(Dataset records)

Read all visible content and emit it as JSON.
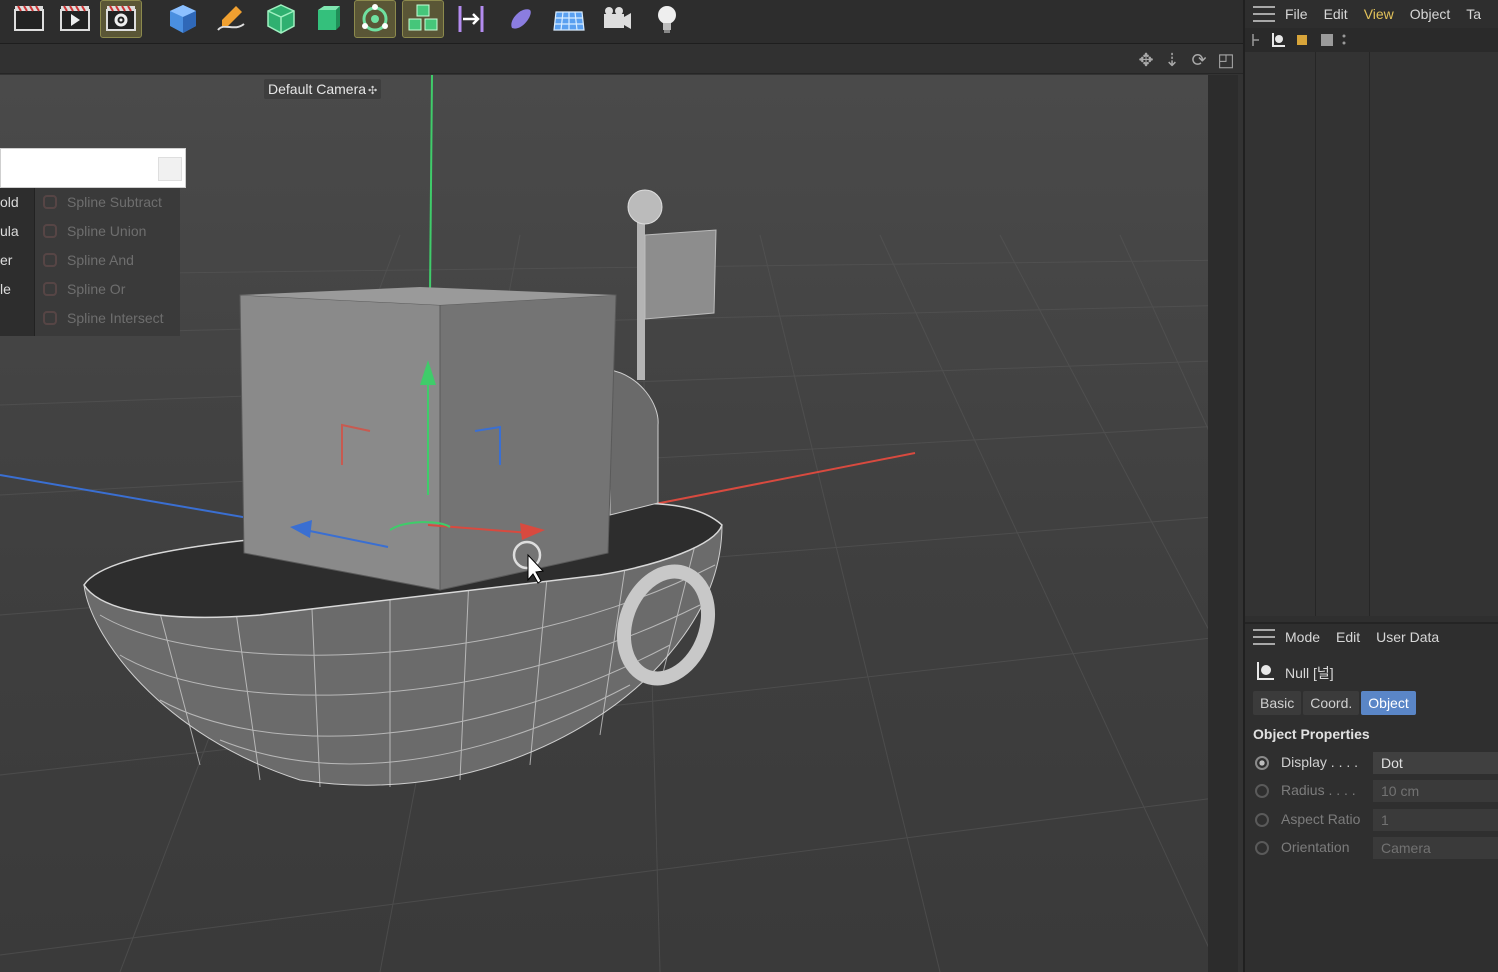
{
  "toolbar": {
    "buttons": [
      {
        "icon": "render-view-icon"
      },
      {
        "icon": "render-picture-viewer-icon"
      },
      {
        "icon": "render-settings-icon"
      },
      {
        "icon": "cube-icon"
      },
      {
        "icon": "pen-spline-icon"
      },
      {
        "icon": "subdivision-surface-icon"
      },
      {
        "icon": "extrude-icon"
      },
      {
        "icon": "mograph-cloner-icon"
      },
      {
        "icon": "cube-array-icon"
      },
      {
        "icon": "deformer-icon"
      },
      {
        "icon": "sweep-icon"
      },
      {
        "icon": "floor-icon"
      },
      {
        "icon": "camera-icon"
      },
      {
        "icon": "light-icon"
      }
    ]
  },
  "viewport": {
    "camera_label": "Default Camera",
    "camera_icon": "camera-small-icon"
  },
  "spline_popup": {
    "left_items": [
      "old",
      "ula",
      "er",
      "le"
    ],
    "items": [
      "Spline Subtract",
      "Spline Union",
      "Spline And",
      "Spline Or",
      "Spline Intersect"
    ]
  },
  "object_manager": {
    "menu": [
      "File",
      "Edit",
      "View",
      "Object",
      "Ta"
    ],
    "highlight_index": 2
  },
  "attributes": {
    "menu": [
      "Mode",
      "Edit",
      "User Data"
    ],
    "object_title": "Null [널]",
    "tabs": [
      "Basic",
      "Coord.",
      "Object"
    ],
    "active_tab": "Object",
    "section_title": "Object Properties",
    "properties": [
      {
        "label": "Display . . . .",
        "value": "Dot",
        "enabled": true
      },
      {
        "label": "Radius . . . .",
        "value": "10 cm",
        "enabled": false
      },
      {
        "label": "Aspect Ratio",
        "value": "1",
        "enabled": false
      },
      {
        "label": "Orientation",
        "value": "Camera",
        "enabled": false
      }
    ]
  },
  "colors": {
    "accent_blue": "#5a86c7",
    "menu_highlight": "#e2c25a",
    "axis_x": "#d84a3f",
    "axis_y": "#3fcc6a",
    "axis_z": "#3a6fd2"
  }
}
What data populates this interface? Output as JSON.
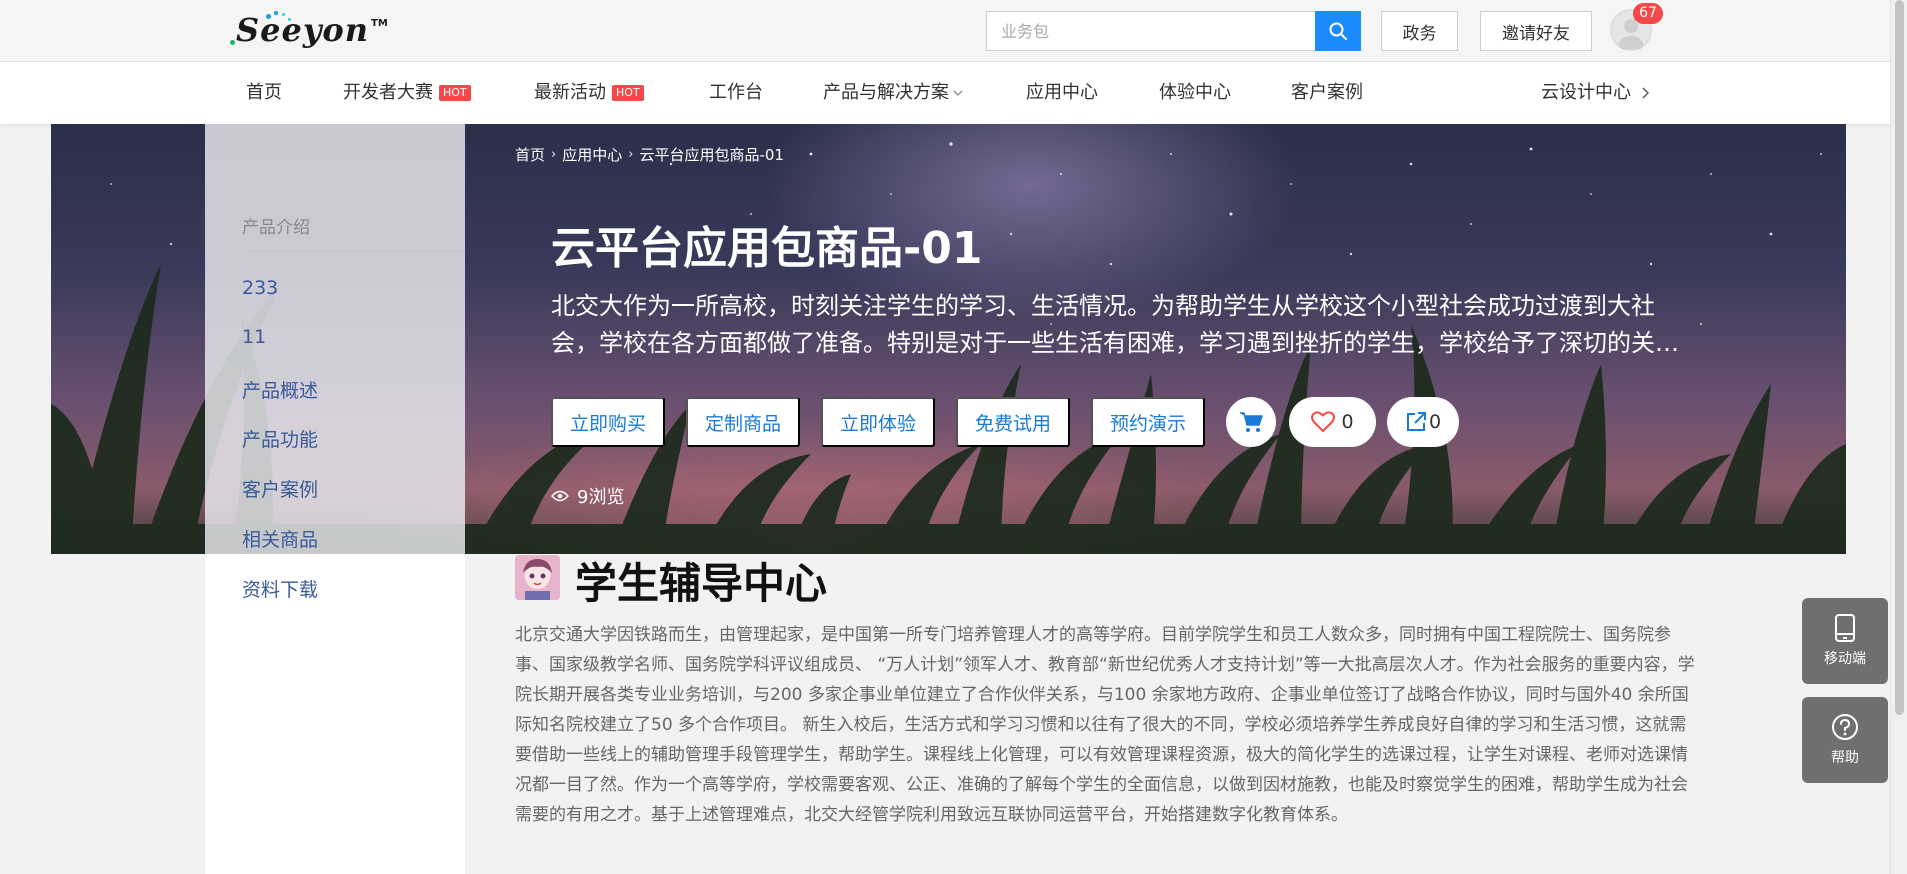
{
  "brand": {
    "logo_text": "Seeyon",
    "tm": "TM"
  },
  "header": {
    "search_placeholder": "业务包",
    "btn_gov": "政务",
    "btn_invite": "邀请好友",
    "notification_count": "67"
  },
  "nav": {
    "items": [
      {
        "label": "首页"
      },
      {
        "label": "开发者大赛",
        "badge": "HOT"
      },
      {
        "label": "最新活动",
        "badge": "HOT"
      },
      {
        "label": "工作台"
      },
      {
        "label": "产品与解决方案"
      },
      {
        "label": "应用中心"
      },
      {
        "label": "体验中心"
      },
      {
        "label": "客户案例"
      }
    ],
    "right_label": "云设计中心"
  },
  "sidebar": {
    "title": "产品介绍",
    "items": [
      {
        "label": "233"
      },
      {
        "label": "11"
      },
      {
        "label": "产品概述"
      },
      {
        "label": "产品功能"
      },
      {
        "label": "客户案例"
      },
      {
        "label": "相关商品"
      },
      {
        "label": "资料下载"
      }
    ]
  },
  "breadcrumb": [
    "首页",
    "应用中心",
    "云平台应用包商品-01"
  ],
  "product": {
    "title": "云平台应用包商品-01",
    "description": "北交大作为一所高校，时刻关注学生的学习、生活情况。为帮助学生从学校这个小型社会成功过渡到大社会，学校在各方面都做了准备。特别是对于一些生活有困难，学习遇到挫折的学生，学校给予了深切的关怀。",
    "actions": [
      "立即购买",
      "定制商品",
      "立即体验",
      "免费试用",
      "预约演示"
    ],
    "like_count": "0",
    "share_count": "0",
    "views": "9浏览"
  },
  "content": {
    "title": "学生辅导中心",
    "body": "北京交通大学因铁路而生，由管理起家，是中国第一所专门培养管理人才的高等学府。目前学院学生和员工人数众多，同时拥有中国工程院院士、国务院参事、国家级教学名师、国务院学科评议组成员、 “万人计划”领军人才、教育部“新世纪优秀人才支持计划”等一大批高层次人才。作为社会服务的重要内容，学院长期开展各类专业业务培训，与200 多家企事业单位建立了合作伙伴关系，与100 余家地方政府、企事业单位签订了战略合作协议，同时与国外40 余所国际知名院校建立了50 多个合作项目。 新生入校后，生活方式和学习习惯和以往有了很大的不同，学校必须培养学生养成良好自律的学习和生活习惯，这就需要借助一些线上的辅助管理手段管理学生，帮助学生。课程线上化管理，可以有效管理课程资源，极大的简化学生的选课过程，让学生对课程、老师对选课情况都一目了然。作为一个高等学府，学校需要客观、公正、准确的了解每个学生的全面信息，以做到因材施教，也能及时察觉学生的困难，帮助学生成为社会需要的有用之才。基于上述管理难点，北交大经管学院利用致远互联协同运营平台，开始搭建数字化教育体系。"
  },
  "floating": {
    "mobile_label": "移动端",
    "help_label": "帮助"
  },
  "colors": {
    "accent": "#1a8cff",
    "hot": "#f54848",
    "link": "#3a5a9a"
  }
}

■ Aim of the exercise
The records above are to be reproduced exactly; the pictures are to be left out.

■ Complete response
Read all visible content and emit it as JSON.
{
  "toolbar": {
    "buttons": [
      {
        "icon": "render-view-icon"
      },
      {
        "icon": "render-picture-viewer-icon"
      },
      {
        "icon": "render-settings-icon"
      },
      {
        "icon": "cube-icon"
      },
      {
        "icon": "pen-spline-icon"
      },
      {
        "icon": "subdivision-surface-icon"
      },
      {
        "icon": "extrude-icon"
      },
      {
        "icon": "mograph-cloner-icon"
      },
      {
        "icon": "cube-array-icon"
      },
      {
        "icon": "deformer-icon"
      },
      {
        "icon": "sweep-icon"
      },
      {
        "icon": "floor-icon"
      },
      {
        "icon": "camera-icon"
      },
      {
        "icon": "light-icon"
      }
    ]
  },
  "viewport": {
    "camera_label": "Default Camera",
    "camera_icon": "camera-small-icon"
  },
  "spline_popup": {
    "left_items": [
      "old",
      "ula",
      "er",
      "le"
    ],
    "items": [
      "Spline Subtract",
      "Spline Union",
      "Spline And",
      "Spline Or",
      "Spline Intersect"
    ]
  },
  "object_manager": {
    "menu": [
      "File",
      "Edit",
      "View",
      "Object",
      "Ta"
    ],
    "highlight_index": 2
  },
  "attributes": {
    "menu": [
      "Mode",
      "Edit",
      "User Data"
    ],
    "object_title": "Null [널]",
    "tabs": [
      "Basic",
      "Coord.",
      "Object"
    ],
    "active_tab": "Object",
    "section_title": "Object Properties",
    "properties": [
      {
        "label": "Display . . . .",
        "value": "Dot",
        "enabled": true
      },
      {
        "label": "Radius . . . .",
        "value": "10 cm",
        "enabled": false
      },
      {
        "label": "Aspect Ratio",
        "value": "1",
        "enabled": false
      },
      {
        "label": "Orientation",
        "value": "Camera",
        "enabled": false
      }
    ]
  },
  "colors": {
    "accent_blue": "#5a86c7",
    "menu_highlight": "#e2c25a",
    "axis_x": "#d84a3f",
    "axis_y": "#3fcc6a",
    "axis_z": "#3a6fd2"
  }
}
What data populates this interface? Output as JSON.
{
  "brand": {
    "logo_text": "Seeyon",
    "tm": "TM"
  },
  "header": {
    "search_placeholder": "业务包",
    "btn_gov": "政务",
    "btn_invite": "邀请好友",
    "notification_count": "67"
  },
  "nav": {
    "items": [
      {
        "label": "首页"
      },
      {
        "label": "开发者大赛",
        "badge": "HOT"
      },
      {
        "label": "最新活动",
        "badge": "HOT"
      },
      {
        "label": "工作台"
      },
      {
        "label": "产品与解决方案"
      },
      {
        "label": "应用中心"
      },
      {
        "label": "体验中心"
      },
      {
        "label": "客户案例"
      }
    ],
    "right_label": "云设计中心"
  },
  "sidebar": {
    "title": "产品介绍",
    "items": [
      {
        "label": "233"
      },
      {
        "label": "11"
      },
      {
        "label": "产品概述"
      },
      {
        "label": "产品功能"
      },
      {
        "label": "客户案例"
      },
      {
        "label": "相关商品"
      },
      {
        "label": "资料下载"
      }
    ]
  },
  "breadcrumb": [
    "首页",
    "应用中心",
    "云平台应用包商品-01"
  ],
  "product": {
    "title": "云平台应用包商品-01",
    "description": "北交大作为一所高校，时刻关注学生的学习、生活情况。为帮助学生从学校这个小型社会成功过渡到大社会，学校在各方面都做了准备。特别是对于一些生活有困难，学习遇到挫折的学生，学校给予了深切的关怀。",
    "actions": [
      "立即购买",
      "定制商品",
      "立即体验",
      "免费试用",
      "预约演示"
    ],
    "like_count": "0",
    "share_count": "0",
    "views": "9浏览"
  },
  "content": {
    "title": "学生辅导中心",
    "body": "北京交通大学因铁路而生，由管理起家，是中国第一所专门培养管理人才的高等学府。目前学院学生和员工人数众多，同时拥有中国工程院院士、国务院参事、国家级教学名师、国务院学科评议组成员、 “万人计划”领军人才、教育部“新世纪优秀人才支持计划”等一大批高层次人才。作为社会服务的重要内容，学院长期开展各类专业业务培训，与200 多家企事业单位建立了合作伙伴关系，与100 余家地方政府、企事业单位签订了战略合作协议，同时与国外40 余所国际知名院校建立了50 多个合作项目。 新生入校后，生活方式和学习习惯和以往有了很大的不同，学校必须培养学生养成良好自律的学习和生活习惯，这就需要借助一些线上的辅助管理手段管理学生，帮助学生。课程线上化管理，可以有效管理课程资源，极大的简化学生的选课过程，让学生对课程、老师对选课情况都一目了然。作为一个高等学府，学校需要客观、公正、准确的了解每个学生的全面信息，以做到因材施教，也能及时察觉学生的困难，帮助学生成为社会需要的有用之才。基于上述管理难点，北交大经管学院利用致远互联协同运营平台，开始搭建数字化教育体系。"
  },
  "floating": {
    "mobile_label": "移动端",
    "help_label": "帮助"
  },
  "colors": {
    "accent": "#1a8cff",
    "hot": "#f54848",
    "link": "#3a5a9a"
  }
}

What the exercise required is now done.